→ Material for the task
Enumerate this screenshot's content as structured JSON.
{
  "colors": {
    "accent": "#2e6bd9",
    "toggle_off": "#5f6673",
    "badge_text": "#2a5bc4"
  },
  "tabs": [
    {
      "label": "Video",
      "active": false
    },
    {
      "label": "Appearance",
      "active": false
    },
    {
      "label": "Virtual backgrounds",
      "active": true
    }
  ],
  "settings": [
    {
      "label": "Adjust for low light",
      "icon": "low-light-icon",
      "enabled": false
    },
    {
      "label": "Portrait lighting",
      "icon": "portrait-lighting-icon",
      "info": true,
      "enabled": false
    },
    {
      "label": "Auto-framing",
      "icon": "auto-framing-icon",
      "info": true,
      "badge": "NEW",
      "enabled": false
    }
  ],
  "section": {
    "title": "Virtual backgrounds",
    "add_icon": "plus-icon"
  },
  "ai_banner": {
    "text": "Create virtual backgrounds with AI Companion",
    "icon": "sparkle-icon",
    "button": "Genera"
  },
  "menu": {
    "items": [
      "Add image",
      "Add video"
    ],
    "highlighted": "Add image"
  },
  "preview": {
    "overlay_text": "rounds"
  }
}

→ Goal of the exercise
Retype all of the data shown above, word for word.

→ Complete output
Enumerate this screenshot's content as structured JSON.
{
  "colors": {
    "accent": "#2e6bd9",
    "toggle_off": "#5f6673",
    "badge_text": "#2a5bc4"
  },
  "tabs": [
    {
      "label": "Video",
      "active": false
    },
    {
      "label": "Appearance",
      "active": false
    },
    {
      "label": "Virtual backgrounds",
      "active": true
    }
  ],
  "settings": [
    {
      "label": "Adjust for low light",
      "icon": "low-light-icon",
      "enabled": false
    },
    {
      "label": "Portrait lighting",
      "icon": "portrait-lighting-icon",
      "info": true,
      "enabled": false
    },
    {
      "label": "Auto-framing",
      "icon": "auto-framing-icon",
      "info": true,
      "badge": "NEW",
      "enabled": false
    }
  ],
  "section": {
    "title": "Virtual backgrounds",
    "add_icon": "plus-icon"
  },
  "ai_banner": {
    "text": "Create virtual backgrounds with AI Companion",
    "icon": "sparkle-icon",
    "button": "Genera"
  },
  "menu": {
    "items": [
      "Add image",
      "Add video"
    ],
    "highlighted": "Add image"
  },
  "preview": {
    "overlay_text": "rounds"
  }
}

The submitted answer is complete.